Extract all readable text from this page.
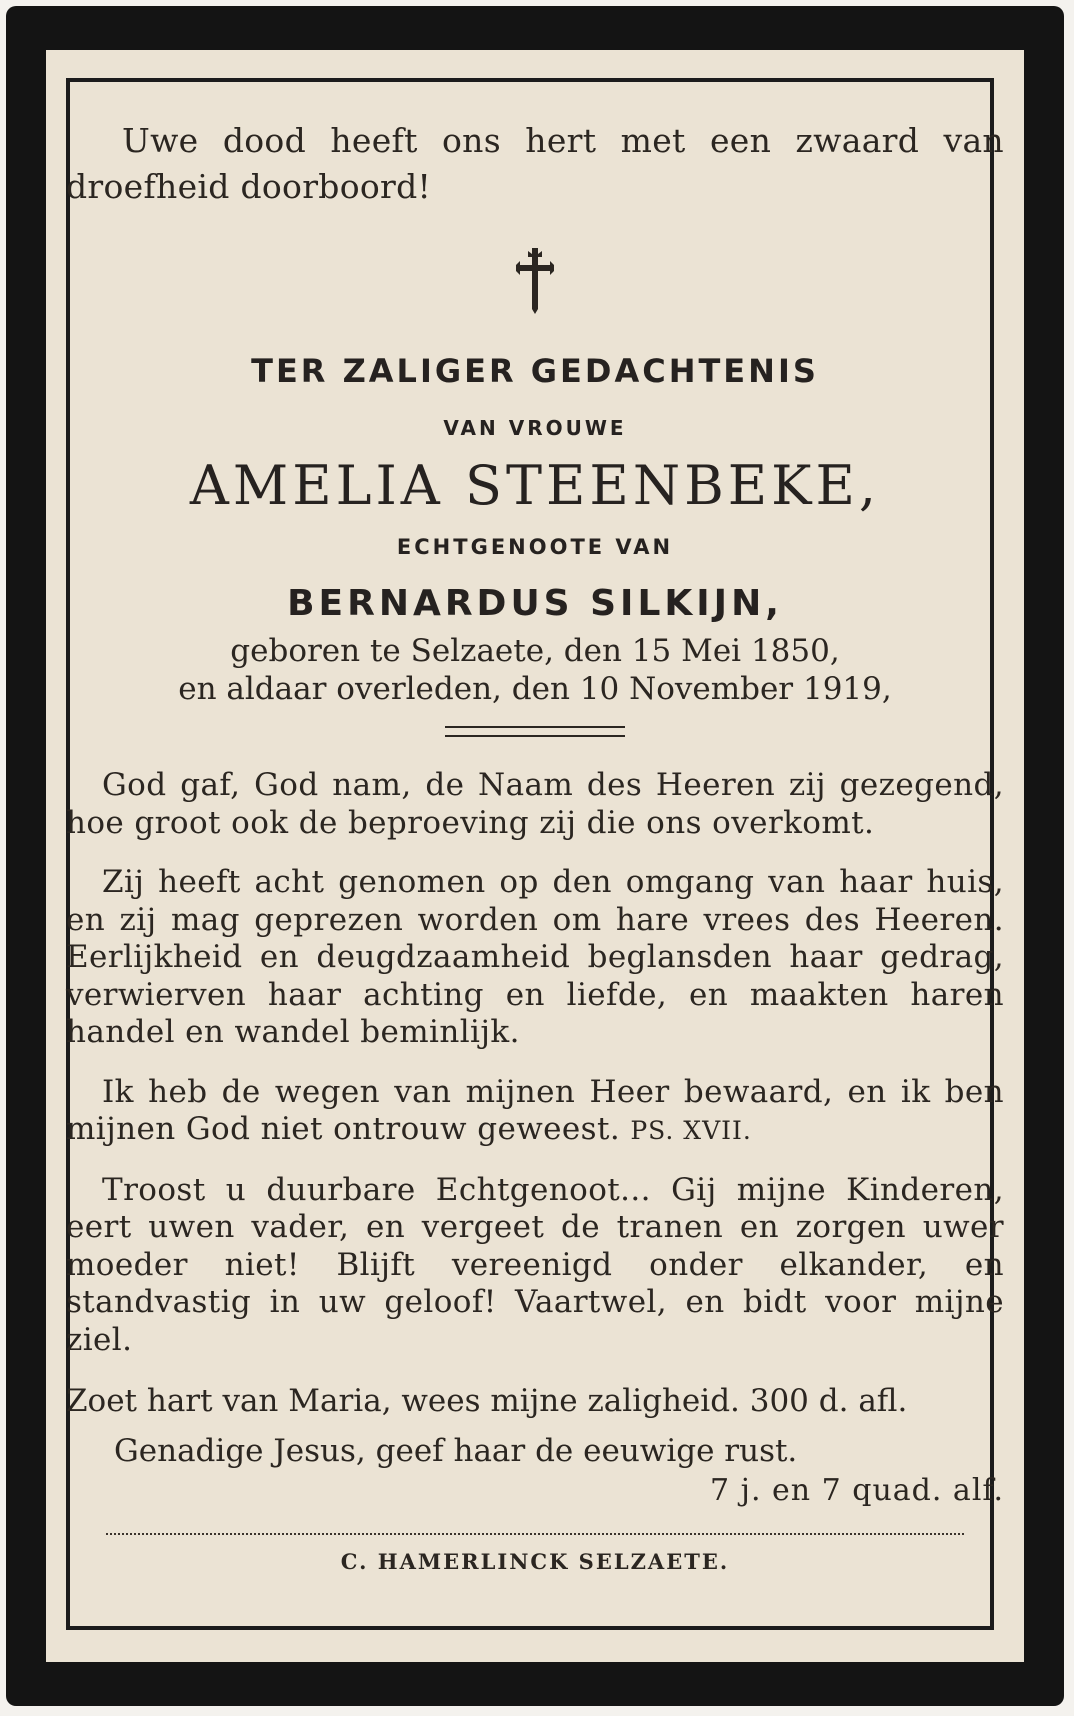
Uwe dood heeft ons hert met een zwaard van droefheid doorboord!

TER ZALIGER GEDACHTENIS
VAN VROUWE
AMELIA STEENBEKE,
ECHTGENOOTE VAN
BERNARDUS SILKIJN,
geboren te Selzaete, den 15 Mei 1850,
en aldaar overleden, den 10 November 1919,

God gaf, God nam, de Naam des Heeren zij gezegend, hoe groot ook de beproeving zij die ons overkomt.

Zij heeft acht genomen op den omgang van haar huis, en zij mag geprezen worden om hare vrees des Heeren. Eerlijkheid en deugdzaamheid beglansden haar gedrag, verwierven haar achting en liefde, en maakten haren handel en wandel beminlijk.

Ik heb de wegen van mijnen Heer bewaard, en ik ben mijnen God niet ontrouw geweest. PS. XVII.

Troost u duurbare Echtgenoot... Gij mijne Kinderen, eert uwen vader, en vergeet de tranen en zorgen uwer moeder niet! Blijft vereenigd onder elkander, en standvastig in uw geloof! Vaartwel, en bidt voor mijne ziel.

Zoet hart van Maria, wees mijne zaligheid. 300 d. afl.

Genadige Jesus, geef haar de eeuwige rust.

7 j. en 7 quad. alf.
C. HAMERLINCK SELZAETE.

****************

• [About this task]
Copy out the records exactly. Do not include the pictures.

• [Solution]
Extract all readable text from this page.
Uwe dood heeft ons hert met een zwaard van droefheid doorboord!

TER ZALIGER GEDACHTENIS
VAN VROUWE
AMELIA STEENBEKE,
ECHTGENOOTE VAN
BERNARDUS SILKIJN,
geboren te Selzaete, den 15 Mei 1850,
en aldaar overleden, den 10 November 1919,

God gaf, God nam, de Naam des Heeren zij gezegend, hoe groot ook de beproeving zij die ons overkomt.

Zij heeft acht genomen op den omgang van haar huis, en zij mag geprezen worden om hare vrees des Heeren. Eerlijkheid en deugdzaamheid beglansden haar gedrag, verwierven haar achting en liefde, en maakten haren handel en wandel beminlijk.

Ik heb de wegen van mijnen Heer bewaard, en ik ben mijnen God niet ontrouw geweest. PS. XVII.

Troost u duurbare Echtgenoot... Gij mijne Kinderen, eert uwen vader, en vergeet de tranen en zorgen uwer moeder niet! Blijft vereenigd onder elkander, en standvastig in uw geloof! Vaartwel, en bidt voor mijne ziel.

Zoet hart van Maria, wees mijne zaligheid. 300 d. afl.

Genadige Jesus, geef haar de eeuwige rust.

7 j. en 7 quad. alf.
C. HAMERLINCK SELZAETE.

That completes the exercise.